[Problem details]
Check every line of the material below for the string "when", and return the ones that have it.

[Source records]
** START **

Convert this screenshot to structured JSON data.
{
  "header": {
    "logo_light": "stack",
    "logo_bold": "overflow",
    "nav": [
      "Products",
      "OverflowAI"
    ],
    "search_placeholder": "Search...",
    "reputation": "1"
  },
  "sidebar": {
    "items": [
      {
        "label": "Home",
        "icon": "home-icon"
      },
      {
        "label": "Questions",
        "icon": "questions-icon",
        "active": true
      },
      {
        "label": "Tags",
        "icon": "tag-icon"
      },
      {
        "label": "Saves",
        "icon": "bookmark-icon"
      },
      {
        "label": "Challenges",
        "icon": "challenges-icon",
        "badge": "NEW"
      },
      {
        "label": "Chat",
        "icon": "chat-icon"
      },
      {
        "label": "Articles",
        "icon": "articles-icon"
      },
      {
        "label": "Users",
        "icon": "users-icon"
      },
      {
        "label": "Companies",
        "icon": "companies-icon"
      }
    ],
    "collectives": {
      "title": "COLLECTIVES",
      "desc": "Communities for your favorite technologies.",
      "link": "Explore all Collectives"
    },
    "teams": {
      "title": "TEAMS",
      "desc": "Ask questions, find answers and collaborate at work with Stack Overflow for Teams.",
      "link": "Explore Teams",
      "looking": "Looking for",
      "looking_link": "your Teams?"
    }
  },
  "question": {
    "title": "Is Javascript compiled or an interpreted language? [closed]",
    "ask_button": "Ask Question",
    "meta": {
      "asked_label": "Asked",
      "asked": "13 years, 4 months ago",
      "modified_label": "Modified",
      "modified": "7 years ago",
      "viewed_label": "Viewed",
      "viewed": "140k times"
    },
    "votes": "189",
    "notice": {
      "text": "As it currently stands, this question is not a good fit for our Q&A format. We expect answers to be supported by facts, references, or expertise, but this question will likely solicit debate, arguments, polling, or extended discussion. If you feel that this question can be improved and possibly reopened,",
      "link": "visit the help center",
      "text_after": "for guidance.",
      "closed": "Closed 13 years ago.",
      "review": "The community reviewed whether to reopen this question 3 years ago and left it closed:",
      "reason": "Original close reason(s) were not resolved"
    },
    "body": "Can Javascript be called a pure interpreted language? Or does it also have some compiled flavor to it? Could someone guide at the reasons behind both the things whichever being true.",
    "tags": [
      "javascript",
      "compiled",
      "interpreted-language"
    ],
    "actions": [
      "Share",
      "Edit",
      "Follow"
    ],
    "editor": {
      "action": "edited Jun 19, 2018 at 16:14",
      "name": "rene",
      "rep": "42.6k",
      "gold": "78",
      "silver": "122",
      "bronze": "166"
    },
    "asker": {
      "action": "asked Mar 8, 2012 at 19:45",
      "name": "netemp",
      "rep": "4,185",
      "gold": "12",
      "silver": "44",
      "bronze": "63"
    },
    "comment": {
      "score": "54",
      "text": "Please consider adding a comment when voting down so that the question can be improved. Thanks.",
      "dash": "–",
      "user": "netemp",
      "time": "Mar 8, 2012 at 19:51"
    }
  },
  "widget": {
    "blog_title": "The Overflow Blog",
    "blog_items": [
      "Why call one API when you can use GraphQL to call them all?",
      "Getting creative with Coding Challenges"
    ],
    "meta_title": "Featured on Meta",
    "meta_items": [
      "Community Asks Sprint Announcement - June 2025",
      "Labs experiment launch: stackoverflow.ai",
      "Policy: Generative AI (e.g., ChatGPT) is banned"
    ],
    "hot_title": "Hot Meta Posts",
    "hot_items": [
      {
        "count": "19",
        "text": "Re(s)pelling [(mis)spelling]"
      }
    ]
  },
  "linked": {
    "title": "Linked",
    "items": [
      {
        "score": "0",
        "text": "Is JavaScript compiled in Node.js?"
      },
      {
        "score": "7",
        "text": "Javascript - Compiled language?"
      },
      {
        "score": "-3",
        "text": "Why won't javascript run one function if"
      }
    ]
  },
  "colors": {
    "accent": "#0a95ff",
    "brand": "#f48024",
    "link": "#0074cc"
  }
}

** END **

[Response for this exercise]
      "text": "Please consider adding a comment when voting down so that the question can be improved. Thanks.",
      "Why call one API when you can use GraphQL to call them all?",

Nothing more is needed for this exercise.